EXERCISE DETAILS
Copy out every line that contains "Parties".

-- -- --

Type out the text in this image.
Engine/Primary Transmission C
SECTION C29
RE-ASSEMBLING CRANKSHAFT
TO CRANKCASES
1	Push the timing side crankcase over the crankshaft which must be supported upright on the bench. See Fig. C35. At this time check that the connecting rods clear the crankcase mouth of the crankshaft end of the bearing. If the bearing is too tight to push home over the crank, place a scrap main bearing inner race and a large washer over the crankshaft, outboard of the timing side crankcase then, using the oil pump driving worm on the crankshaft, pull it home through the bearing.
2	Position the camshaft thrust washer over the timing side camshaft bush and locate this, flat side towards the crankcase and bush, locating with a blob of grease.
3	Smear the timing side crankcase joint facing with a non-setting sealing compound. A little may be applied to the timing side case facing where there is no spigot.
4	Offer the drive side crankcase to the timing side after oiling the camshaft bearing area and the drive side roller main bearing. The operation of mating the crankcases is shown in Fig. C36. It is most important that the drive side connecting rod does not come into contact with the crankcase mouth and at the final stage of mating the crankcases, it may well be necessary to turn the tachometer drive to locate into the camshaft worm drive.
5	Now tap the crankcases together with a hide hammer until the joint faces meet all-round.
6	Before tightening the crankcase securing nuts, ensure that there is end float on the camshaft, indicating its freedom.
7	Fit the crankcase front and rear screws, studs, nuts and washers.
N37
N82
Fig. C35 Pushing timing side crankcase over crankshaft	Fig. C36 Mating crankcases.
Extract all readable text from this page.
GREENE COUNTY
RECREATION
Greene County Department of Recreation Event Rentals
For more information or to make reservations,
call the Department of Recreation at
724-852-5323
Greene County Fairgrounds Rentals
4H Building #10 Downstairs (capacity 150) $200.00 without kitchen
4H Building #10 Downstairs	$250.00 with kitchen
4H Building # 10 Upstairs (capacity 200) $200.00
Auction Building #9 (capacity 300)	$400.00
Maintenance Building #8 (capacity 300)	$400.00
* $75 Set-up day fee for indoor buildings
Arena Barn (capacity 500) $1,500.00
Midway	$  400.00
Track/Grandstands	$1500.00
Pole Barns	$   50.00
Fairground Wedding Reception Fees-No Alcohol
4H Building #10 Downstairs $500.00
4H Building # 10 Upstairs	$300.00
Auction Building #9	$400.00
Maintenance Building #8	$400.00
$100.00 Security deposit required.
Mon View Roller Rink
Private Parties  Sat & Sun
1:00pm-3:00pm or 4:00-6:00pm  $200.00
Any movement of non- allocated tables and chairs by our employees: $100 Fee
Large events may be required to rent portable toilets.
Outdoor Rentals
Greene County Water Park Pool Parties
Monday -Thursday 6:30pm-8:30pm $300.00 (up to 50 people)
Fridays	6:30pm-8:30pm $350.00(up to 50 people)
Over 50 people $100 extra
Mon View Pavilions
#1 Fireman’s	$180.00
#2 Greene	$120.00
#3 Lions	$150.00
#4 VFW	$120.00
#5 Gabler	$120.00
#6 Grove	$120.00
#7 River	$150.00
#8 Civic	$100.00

-- -- --

EXPECTED OUTPUT
Private Parties  Sat & Sun
Greene County Water Park Pool Parties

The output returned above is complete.